* The task: Write every entry out again exactly, please, and skip the pictures.

* Working data:
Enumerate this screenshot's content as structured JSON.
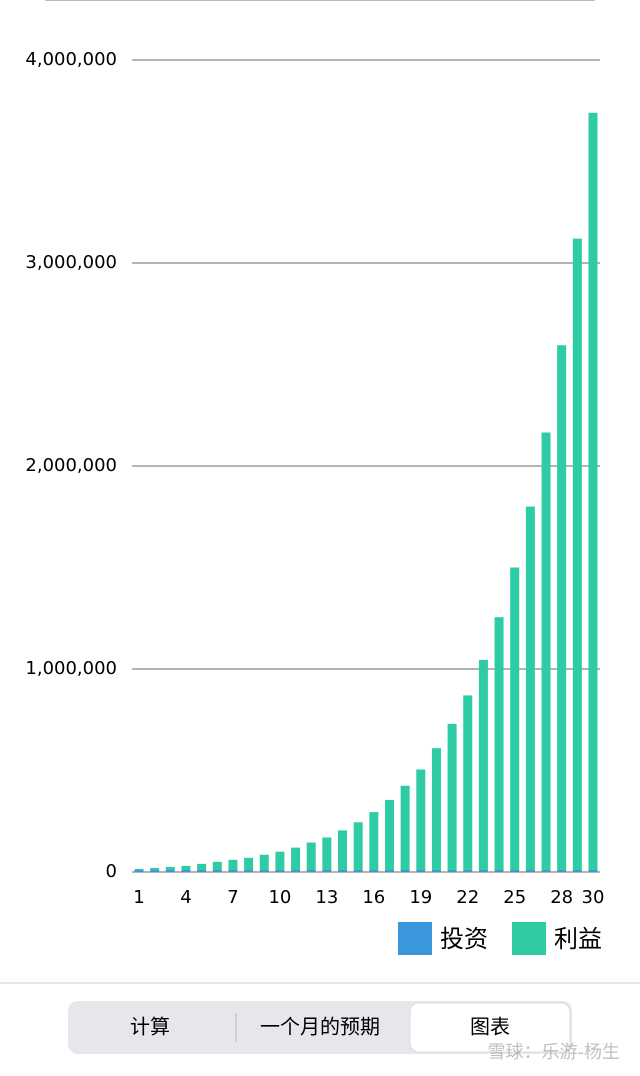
{
  "chart_data": {
    "type": "bar",
    "stacked": true,
    "categories": [
      "1",
      null,
      null,
      "4",
      null,
      null,
      "7",
      null,
      null,
      "10",
      null,
      null,
      "13",
      null,
      null,
      "16",
      null,
      null,
      "19",
      null,
      null,
      "22",
      null,
      null,
      "25",
      null,
      null,
      "28",
      null,
      "30"
    ],
    "series": [
      {
        "name": "投资",
        "color": "#3a97dc",
        "values": [
          10000,
          10000,
          10000,
          10000,
          10000,
          10000,
          10000,
          10000,
          10000,
          10000,
          10000,
          10000,
          10000,
          10000,
          10000,
          10000,
          10000,
          10000,
          10000,
          10000,
          10000,
          10000,
          10000,
          10000,
          10000,
          10000,
          10000,
          10000,
          10000,
          10000
        ]
      },
      {
        "name": "利益",
        "color": "#2ecba4",
        "values": [
          5000,
          10000,
          15000,
          20000,
          30000,
          40000,
          50000,
          60000,
          75000,
          90000,
          110000,
          135000,
          160000,
          195000,
          235000,
          285000,
          345000,
          415000,
          495000,
          600000,
          720000,
          860000,
          1035000,
          1245000,
          1490000,
          1790000,
          2155000,
          2585000,
          3110000,
          3730000
        ]
      }
    ],
    "ylim": [
      0,
      4000000
    ],
    "yticks": [
      0,
      {
        "value": 1000000,
        "label": "1,000,000"
      },
      {
        "value": 2000000,
        "label": "2,000,000"
      },
      {
        "value": 3000000,
        "label": "3,000,000"
      },
      {
        "value": 4000000,
        "label": "4,000,000"
      }
    ],
    "grid": true,
    "legend": "bottom-right"
  },
  "tabs": [
    "计算",
    "一个月的预期",
    "图表"
  ],
  "selected_tab": 2,
  "watermark": "雪球：乐游-杨生"
}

* Task output:
Enumerate this screenshot's content as structured JSON.
{
  "chart_data": {
    "type": "bar",
    "stacked": true,
    "categories": [
      "1",
      null,
      null,
      "4",
      null,
      null,
      "7",
      null,
      null,
      "10",
      null,
      null,
      "13",
      null,
      null,
      "16",
      null,
      null,
      "19",
      null,
      null,
      "22",
      null,
      null,
      "25",
      null,
      null,
      "28",
      null,
      "30"
    ],
    "series": [
      {
        "name": "投资",
        "color": "#3a97dc",
        "values": [
          10000,
          10000,
          10000,
          10000,
          10000,
          10000,
          10000,
          10000,
          10000,
          10000,
          10000,
          10000,
          10000,
          10000,
          10000,
          10000,
          10000,
          10000,
          10000,
          10000,
          10000,
          10000,
          10000,
          10000,
          10000,
          10000,
          10000,
          10000,
          10000,
          10000
        ]
      },
      {
        "name": "利益",
        "color": "#2ecba4",
        "values": [
          5000,
          10000,
          15000,
          20000,
          30000,
          40000,
          50000,
          60000,
          75000,
          90000,
          110000,
          135000,
          160000,
          195000,
          235000,
          285000,
          345000,
          415000,
          495000,
          600000,
          720000,
          860000,
          1035000,
          1245000,
          1490000,
          1790000,
          2155000,
          2585000,
          3110000,
          3730000
        ]
      }
    ],
    "ylim": [
      0,
      4000000
    ],
    "yticks": [
      0,
      {
        "value": 1000000,
        "label": "1,000,000"
      },
      {
        "value": 2000000,
        "label": "2,000,000"
      },
      {
        "value": 3000000,
        "label": "3,000,000"
      },
      {
        "value": 4000000,
        "label": "4,000,000"
      }
    ],
    "grid": true,
    "legend": "bottom-right"
  },
  "tabs": [
    "计算",
    "一个月的预期",
    "图表"
  ],
  "selected_tab": 2,
  "watermark": "雪球：乐游-杨生"
}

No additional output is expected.